#### PROBLEM TO SOLVE
Wherever the string "wird" appears in the entries below, return the line that holds it.

- Opening Delimiter -

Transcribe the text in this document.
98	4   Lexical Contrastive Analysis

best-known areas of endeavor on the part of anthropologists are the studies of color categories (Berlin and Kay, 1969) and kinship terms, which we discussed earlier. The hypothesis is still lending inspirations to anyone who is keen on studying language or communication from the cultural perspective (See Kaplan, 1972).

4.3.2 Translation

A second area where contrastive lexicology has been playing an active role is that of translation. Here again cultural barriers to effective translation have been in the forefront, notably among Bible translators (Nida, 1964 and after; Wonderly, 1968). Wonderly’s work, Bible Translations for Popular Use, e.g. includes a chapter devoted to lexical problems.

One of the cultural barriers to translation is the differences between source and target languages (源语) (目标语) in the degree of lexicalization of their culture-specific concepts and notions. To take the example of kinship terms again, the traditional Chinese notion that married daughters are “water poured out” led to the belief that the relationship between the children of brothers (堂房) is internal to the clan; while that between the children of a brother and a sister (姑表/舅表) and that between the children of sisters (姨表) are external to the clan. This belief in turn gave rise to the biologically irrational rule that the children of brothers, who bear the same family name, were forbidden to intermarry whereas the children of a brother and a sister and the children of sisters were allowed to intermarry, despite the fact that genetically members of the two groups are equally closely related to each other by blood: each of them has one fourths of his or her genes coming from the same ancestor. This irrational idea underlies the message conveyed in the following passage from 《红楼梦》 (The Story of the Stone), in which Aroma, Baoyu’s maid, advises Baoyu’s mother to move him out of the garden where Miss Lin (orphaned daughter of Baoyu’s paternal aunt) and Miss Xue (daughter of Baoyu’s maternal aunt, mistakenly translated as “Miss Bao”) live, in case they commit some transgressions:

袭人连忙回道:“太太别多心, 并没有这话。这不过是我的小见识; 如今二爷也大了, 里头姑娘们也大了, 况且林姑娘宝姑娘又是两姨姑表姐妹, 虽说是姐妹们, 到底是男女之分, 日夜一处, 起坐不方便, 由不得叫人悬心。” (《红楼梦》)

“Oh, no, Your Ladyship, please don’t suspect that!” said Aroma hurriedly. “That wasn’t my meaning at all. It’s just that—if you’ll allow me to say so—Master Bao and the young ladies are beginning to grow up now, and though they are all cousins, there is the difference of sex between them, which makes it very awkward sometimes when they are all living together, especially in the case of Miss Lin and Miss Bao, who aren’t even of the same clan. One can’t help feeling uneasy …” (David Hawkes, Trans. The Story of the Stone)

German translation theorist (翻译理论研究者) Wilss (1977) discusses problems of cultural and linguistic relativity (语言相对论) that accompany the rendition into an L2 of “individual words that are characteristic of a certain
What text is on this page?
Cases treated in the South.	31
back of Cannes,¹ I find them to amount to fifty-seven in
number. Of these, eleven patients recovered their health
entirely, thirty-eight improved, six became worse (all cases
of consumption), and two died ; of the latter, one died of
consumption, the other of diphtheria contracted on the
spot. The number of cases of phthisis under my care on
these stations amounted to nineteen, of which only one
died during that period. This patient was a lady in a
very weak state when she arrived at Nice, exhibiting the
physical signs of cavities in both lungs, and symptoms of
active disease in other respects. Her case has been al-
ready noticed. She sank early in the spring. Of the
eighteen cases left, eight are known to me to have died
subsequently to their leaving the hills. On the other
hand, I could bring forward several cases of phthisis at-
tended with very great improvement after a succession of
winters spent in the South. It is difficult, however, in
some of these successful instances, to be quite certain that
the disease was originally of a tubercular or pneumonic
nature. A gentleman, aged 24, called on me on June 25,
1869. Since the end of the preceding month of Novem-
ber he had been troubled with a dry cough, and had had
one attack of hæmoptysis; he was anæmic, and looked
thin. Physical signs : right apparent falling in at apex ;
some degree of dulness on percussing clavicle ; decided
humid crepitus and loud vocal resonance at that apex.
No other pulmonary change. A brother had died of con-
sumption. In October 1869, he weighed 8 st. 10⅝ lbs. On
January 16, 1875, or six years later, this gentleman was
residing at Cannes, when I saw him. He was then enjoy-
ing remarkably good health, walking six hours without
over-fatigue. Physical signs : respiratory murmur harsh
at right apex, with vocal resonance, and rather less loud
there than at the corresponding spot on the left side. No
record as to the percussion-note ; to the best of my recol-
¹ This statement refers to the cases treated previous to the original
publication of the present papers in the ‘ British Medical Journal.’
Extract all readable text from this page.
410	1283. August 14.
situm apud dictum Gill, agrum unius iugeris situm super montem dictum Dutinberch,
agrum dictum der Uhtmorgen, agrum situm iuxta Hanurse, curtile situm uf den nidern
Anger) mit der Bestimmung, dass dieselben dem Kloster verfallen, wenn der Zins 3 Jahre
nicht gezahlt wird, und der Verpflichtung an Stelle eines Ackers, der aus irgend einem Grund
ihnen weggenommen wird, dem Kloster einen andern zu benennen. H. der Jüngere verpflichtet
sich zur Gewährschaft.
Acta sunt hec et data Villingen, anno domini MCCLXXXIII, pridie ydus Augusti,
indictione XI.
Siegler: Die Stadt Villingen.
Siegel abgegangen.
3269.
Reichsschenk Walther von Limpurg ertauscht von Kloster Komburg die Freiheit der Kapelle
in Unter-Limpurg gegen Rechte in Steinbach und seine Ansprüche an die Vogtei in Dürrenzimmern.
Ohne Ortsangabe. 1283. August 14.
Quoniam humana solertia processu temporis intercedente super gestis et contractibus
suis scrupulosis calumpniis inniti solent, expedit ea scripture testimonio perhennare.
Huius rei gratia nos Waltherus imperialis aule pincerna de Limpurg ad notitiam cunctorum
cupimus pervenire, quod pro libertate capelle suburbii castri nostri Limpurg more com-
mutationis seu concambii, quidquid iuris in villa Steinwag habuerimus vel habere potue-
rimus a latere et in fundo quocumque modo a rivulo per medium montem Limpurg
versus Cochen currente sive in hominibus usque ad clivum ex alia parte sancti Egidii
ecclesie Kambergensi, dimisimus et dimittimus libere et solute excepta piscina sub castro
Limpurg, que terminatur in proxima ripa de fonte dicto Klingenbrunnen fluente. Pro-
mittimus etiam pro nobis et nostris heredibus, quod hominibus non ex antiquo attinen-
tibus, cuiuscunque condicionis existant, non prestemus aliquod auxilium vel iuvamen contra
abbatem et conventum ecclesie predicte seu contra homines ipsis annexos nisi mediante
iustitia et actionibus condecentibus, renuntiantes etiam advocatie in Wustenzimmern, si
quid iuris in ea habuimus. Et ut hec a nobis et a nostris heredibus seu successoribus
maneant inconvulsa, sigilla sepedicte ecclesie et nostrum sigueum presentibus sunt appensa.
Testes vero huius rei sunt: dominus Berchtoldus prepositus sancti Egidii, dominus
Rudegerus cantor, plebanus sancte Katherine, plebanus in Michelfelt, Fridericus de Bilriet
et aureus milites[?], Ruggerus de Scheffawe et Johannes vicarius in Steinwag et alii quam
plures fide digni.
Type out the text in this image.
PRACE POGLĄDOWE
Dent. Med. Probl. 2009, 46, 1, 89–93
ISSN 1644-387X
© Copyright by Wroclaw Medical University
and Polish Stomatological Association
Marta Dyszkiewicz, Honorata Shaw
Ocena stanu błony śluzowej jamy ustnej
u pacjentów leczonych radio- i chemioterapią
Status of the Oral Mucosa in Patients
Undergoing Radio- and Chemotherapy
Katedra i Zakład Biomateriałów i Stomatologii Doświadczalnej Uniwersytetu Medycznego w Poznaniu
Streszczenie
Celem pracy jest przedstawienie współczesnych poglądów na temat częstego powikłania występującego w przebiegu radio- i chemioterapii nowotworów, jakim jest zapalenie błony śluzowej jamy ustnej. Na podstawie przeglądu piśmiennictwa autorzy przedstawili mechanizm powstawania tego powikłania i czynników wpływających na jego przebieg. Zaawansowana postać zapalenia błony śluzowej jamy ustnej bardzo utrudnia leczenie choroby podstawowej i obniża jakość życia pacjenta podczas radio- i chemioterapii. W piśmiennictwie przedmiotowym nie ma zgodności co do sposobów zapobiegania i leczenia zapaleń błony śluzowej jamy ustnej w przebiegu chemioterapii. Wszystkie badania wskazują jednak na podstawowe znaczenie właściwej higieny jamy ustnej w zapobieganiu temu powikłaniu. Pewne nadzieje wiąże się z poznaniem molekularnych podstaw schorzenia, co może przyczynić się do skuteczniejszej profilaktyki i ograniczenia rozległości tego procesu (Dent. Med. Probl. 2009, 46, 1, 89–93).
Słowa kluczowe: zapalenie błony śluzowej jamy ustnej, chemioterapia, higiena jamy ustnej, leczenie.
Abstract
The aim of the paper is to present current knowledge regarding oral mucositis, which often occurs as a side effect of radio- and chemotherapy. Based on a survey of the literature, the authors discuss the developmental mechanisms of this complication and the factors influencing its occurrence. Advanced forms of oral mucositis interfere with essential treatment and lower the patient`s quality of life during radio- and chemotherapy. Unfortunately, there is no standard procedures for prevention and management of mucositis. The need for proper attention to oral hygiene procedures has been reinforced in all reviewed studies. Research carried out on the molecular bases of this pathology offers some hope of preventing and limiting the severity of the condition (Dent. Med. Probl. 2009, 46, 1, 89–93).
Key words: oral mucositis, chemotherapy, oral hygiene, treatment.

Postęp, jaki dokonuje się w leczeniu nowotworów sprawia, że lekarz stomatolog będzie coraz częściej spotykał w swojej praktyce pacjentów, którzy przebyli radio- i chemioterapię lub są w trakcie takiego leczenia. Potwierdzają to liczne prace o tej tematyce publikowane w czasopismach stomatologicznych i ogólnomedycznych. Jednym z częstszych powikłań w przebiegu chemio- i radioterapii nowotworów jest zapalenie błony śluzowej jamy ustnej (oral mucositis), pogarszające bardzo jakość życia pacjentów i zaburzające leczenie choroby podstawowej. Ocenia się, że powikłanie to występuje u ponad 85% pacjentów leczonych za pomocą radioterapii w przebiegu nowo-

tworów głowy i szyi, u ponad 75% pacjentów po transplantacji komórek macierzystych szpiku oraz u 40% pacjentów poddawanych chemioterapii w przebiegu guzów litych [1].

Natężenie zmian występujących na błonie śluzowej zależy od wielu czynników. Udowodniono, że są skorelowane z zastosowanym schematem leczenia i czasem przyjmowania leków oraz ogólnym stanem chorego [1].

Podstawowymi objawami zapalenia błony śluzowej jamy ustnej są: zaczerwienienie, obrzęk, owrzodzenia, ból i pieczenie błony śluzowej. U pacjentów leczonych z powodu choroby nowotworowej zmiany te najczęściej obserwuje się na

- Closing Delimiter -

#### ANSWER SECTION
nicht gezahlt wird, und der Verpflichtung an Stelle eines Ackers, der aus irgend einem Grund
ihnen weggenommen wird, dem Kloster einen andern zu benennen. H. der Jüngere verpflichtet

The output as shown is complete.